* _GIVEN RECORDS_
****************
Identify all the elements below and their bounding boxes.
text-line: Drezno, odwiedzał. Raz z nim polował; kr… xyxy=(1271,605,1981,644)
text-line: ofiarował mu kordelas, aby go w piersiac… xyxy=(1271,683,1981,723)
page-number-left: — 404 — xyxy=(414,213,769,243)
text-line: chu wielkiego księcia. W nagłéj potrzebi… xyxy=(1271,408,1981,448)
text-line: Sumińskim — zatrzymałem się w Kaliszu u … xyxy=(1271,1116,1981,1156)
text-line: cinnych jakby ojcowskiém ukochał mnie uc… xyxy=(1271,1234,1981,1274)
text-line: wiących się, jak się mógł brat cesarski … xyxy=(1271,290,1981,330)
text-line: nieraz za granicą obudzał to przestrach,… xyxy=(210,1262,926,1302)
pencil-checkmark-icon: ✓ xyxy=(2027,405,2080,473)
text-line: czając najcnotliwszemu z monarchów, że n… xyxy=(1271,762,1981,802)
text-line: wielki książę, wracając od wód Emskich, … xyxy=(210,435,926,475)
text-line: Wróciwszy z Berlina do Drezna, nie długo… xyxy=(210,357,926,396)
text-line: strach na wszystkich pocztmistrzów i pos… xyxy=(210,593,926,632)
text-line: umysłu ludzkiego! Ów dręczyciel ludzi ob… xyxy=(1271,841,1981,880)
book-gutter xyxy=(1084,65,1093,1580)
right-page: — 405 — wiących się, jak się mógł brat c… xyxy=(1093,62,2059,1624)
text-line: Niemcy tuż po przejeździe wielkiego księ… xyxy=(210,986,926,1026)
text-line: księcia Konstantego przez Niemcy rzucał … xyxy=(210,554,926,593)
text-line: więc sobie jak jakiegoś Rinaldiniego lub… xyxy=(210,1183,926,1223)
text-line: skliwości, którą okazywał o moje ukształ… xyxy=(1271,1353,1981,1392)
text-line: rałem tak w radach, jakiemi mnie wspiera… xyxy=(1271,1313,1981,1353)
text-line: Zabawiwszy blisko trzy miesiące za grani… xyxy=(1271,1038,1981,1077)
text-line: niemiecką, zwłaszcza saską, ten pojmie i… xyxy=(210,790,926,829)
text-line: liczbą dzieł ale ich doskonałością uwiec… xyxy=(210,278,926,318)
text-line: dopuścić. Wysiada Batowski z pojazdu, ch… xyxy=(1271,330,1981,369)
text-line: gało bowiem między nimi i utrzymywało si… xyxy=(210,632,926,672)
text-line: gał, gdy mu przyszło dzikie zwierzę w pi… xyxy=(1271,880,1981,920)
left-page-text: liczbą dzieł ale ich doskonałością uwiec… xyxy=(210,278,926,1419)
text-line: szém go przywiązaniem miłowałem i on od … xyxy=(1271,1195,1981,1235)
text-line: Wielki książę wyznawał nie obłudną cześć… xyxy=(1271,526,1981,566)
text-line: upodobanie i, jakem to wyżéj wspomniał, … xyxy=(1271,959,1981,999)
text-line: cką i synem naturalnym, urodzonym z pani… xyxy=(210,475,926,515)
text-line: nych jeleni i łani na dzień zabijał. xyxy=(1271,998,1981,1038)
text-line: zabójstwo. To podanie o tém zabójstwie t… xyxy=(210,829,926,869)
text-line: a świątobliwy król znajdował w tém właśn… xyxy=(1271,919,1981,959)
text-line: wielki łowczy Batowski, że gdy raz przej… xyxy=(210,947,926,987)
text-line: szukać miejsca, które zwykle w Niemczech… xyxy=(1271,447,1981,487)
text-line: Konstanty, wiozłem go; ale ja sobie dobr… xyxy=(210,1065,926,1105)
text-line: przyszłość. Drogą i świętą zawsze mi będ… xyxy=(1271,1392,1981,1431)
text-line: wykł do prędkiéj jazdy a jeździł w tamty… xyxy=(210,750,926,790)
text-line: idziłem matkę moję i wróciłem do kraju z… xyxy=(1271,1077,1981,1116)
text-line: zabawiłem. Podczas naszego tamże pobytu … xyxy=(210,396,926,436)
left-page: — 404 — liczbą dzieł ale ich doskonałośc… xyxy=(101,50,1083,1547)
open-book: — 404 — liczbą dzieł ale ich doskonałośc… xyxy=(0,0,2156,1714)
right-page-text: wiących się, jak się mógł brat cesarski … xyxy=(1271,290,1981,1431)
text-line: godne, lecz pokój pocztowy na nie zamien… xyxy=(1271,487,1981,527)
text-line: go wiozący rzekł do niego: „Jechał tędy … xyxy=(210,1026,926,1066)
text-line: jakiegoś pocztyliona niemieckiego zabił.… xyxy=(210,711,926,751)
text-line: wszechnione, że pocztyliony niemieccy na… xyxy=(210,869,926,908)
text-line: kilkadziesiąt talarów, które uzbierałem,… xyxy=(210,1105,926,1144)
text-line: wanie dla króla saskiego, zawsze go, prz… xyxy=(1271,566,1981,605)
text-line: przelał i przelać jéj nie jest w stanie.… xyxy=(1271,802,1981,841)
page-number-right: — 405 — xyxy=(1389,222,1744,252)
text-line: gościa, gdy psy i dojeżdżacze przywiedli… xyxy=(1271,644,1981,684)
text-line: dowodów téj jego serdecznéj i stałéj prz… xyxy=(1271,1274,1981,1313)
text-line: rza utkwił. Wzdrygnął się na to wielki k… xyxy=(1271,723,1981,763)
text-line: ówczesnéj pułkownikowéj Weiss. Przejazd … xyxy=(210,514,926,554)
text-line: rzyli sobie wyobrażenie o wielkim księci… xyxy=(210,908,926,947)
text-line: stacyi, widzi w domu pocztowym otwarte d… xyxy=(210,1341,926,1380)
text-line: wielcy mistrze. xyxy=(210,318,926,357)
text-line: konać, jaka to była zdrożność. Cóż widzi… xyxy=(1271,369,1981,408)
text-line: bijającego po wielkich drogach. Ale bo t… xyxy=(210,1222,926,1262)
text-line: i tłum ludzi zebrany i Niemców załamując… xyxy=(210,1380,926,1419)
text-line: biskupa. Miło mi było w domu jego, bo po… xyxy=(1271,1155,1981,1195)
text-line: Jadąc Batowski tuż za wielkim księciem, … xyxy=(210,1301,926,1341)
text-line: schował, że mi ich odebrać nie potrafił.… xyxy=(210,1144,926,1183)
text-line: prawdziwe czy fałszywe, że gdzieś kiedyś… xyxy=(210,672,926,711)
****************
* _STATED GOAL_
Write out every one of the lines above word for word.

* _TASK RESULT_
Identify all the elements below and their bounding boxes.
text-line: Drezno, odwiedzał. Raz z nim polował; kr… xyxy=(1271,605,1981,644)
text-line: ofiarował mu kordelas, aby go w piersiac… xyxy=(1271,683,1981,723)
page-number-left: — 404 — xyxy=(414,213,769,243)
text-line: chu wielkiego księcia. W nagłéj potrzebi… xyxy=(1271,408,1981,448)
text-line: Sumińskim — zatrzymałem się w Kaliszu u … xyxy=(1271,1116,1981,1156)
text-line: cinnych jakby ojcowskiém ukochał mnie uc… xyxy=(1271,1234,1981,1274)
text-line: wiących się, jak się mógł brat cesarski … xyxy=(1271,290,1981,330)
text-line: nieraz za granicą obudzał to przestrach,… xyxy=(210,1262,926,1302)
pencil-checkmark-icon: ✓ xyxy=(2027,405,2080,473)
text-line: czając najcnotliwszemu z monarchów, że n… xyxy=(1271,762,1981,802)
text-line: wielki książę, wracając od wód Emskich, … xyxy=(210,435,926,475)
text-line: Wróciwszy z Berlina do Drezna, nie długo… xyxy=(210,357,926,396)
text-line: strach na wszystkich pocztmistrzów i pos… xyxy=(210,593,926,632)
text-line: umysłu ludzkiego! Ów dręczyciel ludzi ob… xyxy=(1271,841,1981,880)
book-gutter xyxy=(1084,65,1093,1580)
right-page: — 405 — wiących się, jak się mógł brat c… xyxy=(1093,62,2059,1624)
text-line: Niemcy tuż po przejeździe wielkiego księ… xyxy=(210,986,926,1026)
text-line: księcia Konstantego przez Niemcy rzucał … xyxy=(210,554,926,593)
text-line: więc sobie jak jakiegoś Rinaldiniego lub… xyxy=(210,1183,926,1223)
text-line: skliwości, którą okazywał o moje ukształ… xyxy=(1271,1353,1981,1392)
text-line: rałem tak w radach, jakiemi mnie wspiera… xyxy=(1271,1313,1981,1353)
text-line: Zabawiwszy blisko trzy miesiące za grani… xyxy=(1271,1038,1981,1077)
text-line: niemiecką, zwłaszcza saską, ten pojmie i… xyxy=(210,790,926,829)
text-line: liczbą dzieł ale ich doskonałością uwiec… xyxy=(210,278,926,318)
text-line: dopuścić. Wysiada Batowski z pojazdu, ch… xyxy=(1271,330,1981,369)
text-line: gało bowiem między nimi i utrzymywało si… xyxy=(210,632,926,672)
text-line: gał, gdy mu przyszło dzikie zwierzę w pi… xyxy=(1271,880,1981,920)
left-page-text: liczbą dzieł ale ich doskonałością uwiec… xyxy=(210,278,926,1419)
text-line: szém go przywiązaniem miłowałem i on od … xyxy=(1271,1195,1981,1235)
text-line: Wielki książę wyznawał nie obłudną cześć… xyxy=(1271,526,1981,566)
text-line: upodobanie i, jakem to wyżéj wspomniał, … xyxy=(1271,959,1981,999)
text-line: cką i synem naturalnym, urodzonym z pani… xyxy=(210,475,926,515)
text-line: nych jeleni i łani na dzień zabijał. xyxy=(1271,998,1981,1038)
text-line: zabójstwo. To podanie o tém zabójstwie t… xyxy=(210,829,926,869)
text-line: a świątobliwy król znajdował w tém właśn… xyxy=(1271,919,1981,959)
text-line: wielki łowczy Batowski, że gdy raz przej… xyxy=(210,947,926,987)
text-line: szukać miejsca, które zwykle w Niemczech… xyxy=(1271,447,1981,487)
text-line: Konstanty, wiozłem go; ale ja sobie dobr… xyxy=(210,1065,926,1105)
text-line: przyszłość. Drogą i świętą zawsze mi będ… xyxy=(1271,1392,1981,1431)
text-line: wykł do prędkiéj jazdy a jeździł w tamty… xyxy=(210,750,926,790)
text-line: idziłem matkę moję i wróciłem do kraju z… xyxy=(1271,1077,1981,1116)
text-line: zabawiłem. Podczas naszego tamże pobytu … xyxy=(210,396,926,436)
left-page: — 404 — liczbą dzieł ale ich doskonałośc… xyxy=(101,50,1083,1547)
open-book: — 404 — liczbą dzieł ale ich doskonałośc… xyxy=(0,0,2156,1714)
right-page-text: wiących się, jak się mógł brat cesarski … xyxy=(1271,290,1981,1431)
text-line: godne, lecz pokój pocztowy na nie zamien… xyxy=(1271,487,1981,527)
text-line: go wiozący rzekł do niego: „Jechał tędy … xyxy=(210,1026,926,1066)
text-line: jakiegoś pocztyliona niemieckiego zabił.… xyxy=(210,711,926,751)
text-line: wszechnione, że pocztyliony niemieccy na… xyxy=(210,869,926,908)
text-line: kilkadziesiąt talarów, które uzbierałem,… xyxy=(210,1105,926,1144)
text-line: wanie dla króla saskiego, zawsze go, prz… xyxy=(1271,566,1981,605)
text-line: przelał i przelać jéj nie jest w stanie.… xyxy=(1271,802,1981,841)
page-number-right: — 405 — xyxy=(1389,222,1744,252)
text-line: gościa, gdy psy i dojeżdżacze przywiedli… xyxy=(1271,644,1981,684)
text-line: dowodów téj jego serdecznéj i stałéj prz… xyxy=(1271,1274,1981,1313)
text-line: rza utkwił. Wzdrygnął się na to wielki k… xyxy=(1271,723,1981,763)
text-line: ówczesnéj pułkownikowéj Weiss. Przejazd … xyxy=(210,514,926,554)
text-line: rzyli sobie wyobrażenie o wielkim księci… xyxy=(210,908,926,947)
text-line: stacyi, widzi w domu pocztowym otwarte d… xyxy=(210,1341,926,1380)
text-line: wielcy mistrze. xyxy=(210,318,926,357)
text-line: konać, jaka to była zdrożność. Cóż widzi… xyxy=(1271,369,1981,408)
text-line: bijającego po wielkich drogach. Ale bo t… xyxy=(210,1222,926,1262)
text-line: i tłum ludzi zebrany i Niemców załamując… xyxy=(210,1380,926,1419)
text-line: biskupa. Miło mi było w domu jego, bo po… xyxy=(1271,1155,1981,1195)
text-line: Jadąc Batowski tuż za wielkim księciem, … xyxy=(210,1301,926,1341)
text-line: schował, że mi ich odebrać nie potrafił.… xyxy=(210,1144,926,1183)
text-line: prawdziwe czy fałszywe, że gdzieś kiedyś… xyxy=(210,672,926,711)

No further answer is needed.